* What to work on *
Can you write out the whole listing exactly?

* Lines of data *
===============

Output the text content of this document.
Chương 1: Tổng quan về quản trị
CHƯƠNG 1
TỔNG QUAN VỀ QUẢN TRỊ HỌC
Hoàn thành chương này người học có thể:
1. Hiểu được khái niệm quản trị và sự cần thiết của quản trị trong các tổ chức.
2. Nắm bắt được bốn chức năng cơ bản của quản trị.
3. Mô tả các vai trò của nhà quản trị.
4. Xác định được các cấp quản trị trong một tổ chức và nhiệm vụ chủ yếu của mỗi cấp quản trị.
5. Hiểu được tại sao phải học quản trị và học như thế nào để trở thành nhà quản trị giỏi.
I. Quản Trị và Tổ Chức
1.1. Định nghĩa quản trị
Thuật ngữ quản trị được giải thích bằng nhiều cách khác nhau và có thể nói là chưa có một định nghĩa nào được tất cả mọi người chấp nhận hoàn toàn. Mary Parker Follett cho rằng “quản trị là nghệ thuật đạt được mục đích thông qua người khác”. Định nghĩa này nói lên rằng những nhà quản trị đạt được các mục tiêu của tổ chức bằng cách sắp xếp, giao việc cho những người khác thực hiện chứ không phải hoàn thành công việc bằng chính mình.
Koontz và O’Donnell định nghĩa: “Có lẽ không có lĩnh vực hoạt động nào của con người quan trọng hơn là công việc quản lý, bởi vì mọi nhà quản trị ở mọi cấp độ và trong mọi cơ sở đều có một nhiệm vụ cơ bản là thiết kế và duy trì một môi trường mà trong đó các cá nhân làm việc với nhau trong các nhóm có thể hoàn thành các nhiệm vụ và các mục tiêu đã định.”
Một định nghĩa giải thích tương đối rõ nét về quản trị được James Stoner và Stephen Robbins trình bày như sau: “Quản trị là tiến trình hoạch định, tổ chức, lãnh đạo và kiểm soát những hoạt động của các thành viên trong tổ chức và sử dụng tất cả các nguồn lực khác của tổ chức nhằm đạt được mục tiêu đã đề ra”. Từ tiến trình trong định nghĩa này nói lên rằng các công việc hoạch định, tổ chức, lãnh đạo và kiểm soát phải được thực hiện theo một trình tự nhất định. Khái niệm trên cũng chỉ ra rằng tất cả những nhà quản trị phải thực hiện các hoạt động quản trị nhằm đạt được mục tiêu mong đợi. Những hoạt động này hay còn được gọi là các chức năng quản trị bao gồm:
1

===============

* Result below *
Output the text content of this document.
Chương 1: Tổng quan về quản trị
CHƯƠNG 1
TỔNG QUAN VỀ QUẢN TRỊ HỌC
Hoàn thành chương này người học có thể:
1. Hiểu được khái niệm quản trị và sự cần thiết của quản trị trong các tổ chức.
2. Nắm bắt được bốn chức năng cơ bản của quản trị.
3. Mô tả các vai trò của nhà quản trị.
4. Xác định được các cấp quản trị trong một tổ chức và nhiệm vụ chủ yếu của mỗi cấp quản trị.
5. Hiểu được tại sao phải học quản trị và học như thế nào để trở thành nhà quản trị giỏi.
I. Quản Trị và Tổ Chức
1.1. Định nghĩa quản trị
Thuật ngữ quản trị được giải thích bằng nhiều cách khác nhau và có thể nói là chưa có một định nghĩa nào được tất cả mọi người chấp nhận hoàn toàn. Mary Parker Follett cho rằng “quản trị là nghệ thuật đạt được mục đích thông qua người khác”. Định nghĩa này nói lên rằng những nhà quản trị đạt được các mục tiêu của tổ chức bằng cách sắp xếp, giao việc cho những người khác thực hiện chứ không phải hoàn thành công việc bằng chính mình.
Koontz và O’Donnell định nghĩa: “Có lẽ không có lĩnh vực hoạt động nào của con người quan trọng hơn là công việc quản lý, bởi vì mọi nhà quản trị ở mọi cấp độ và trong mọi cơ sở đều có một nhiệm vụ cơ bản là thiết kế và duy trì một môi trường mà trong đó các cá nhân làm việc với nhau trong các nhóm có thể hoàn thành các nhiệm vụ và các mục tiêu đã định.”
Một định nghĩa giải thích tương đối rõ nét về quản trị được James Stoner và Stephen Robbins trình bày như sau: “Quản trị là tiến trình hoạch định, tổ chức, lãnh đạo và kiểm soát những hoạt động của các thành viên trong tổ chức và sử dụng tất cả các nguồn lực khác của tổ chức nhằm đạt được mục tiêu đã đề ra”. Từ tiến trình trong định nghĩa này nói lên rằng các công việc hoạch định, tổ chức, lãnh đạo và kiểm soát phải được thực hiện theo một trình tự nhất định. Khái niệm trên cũng chỉ ra rằng tất cả những nhà quản trị phải thực hiện các hoạt động quản trị nhằm đạt được mục tiêu mong đợi. Những hoạt động này hay còn được gọi là các chức năng quản trị bao gồm:
1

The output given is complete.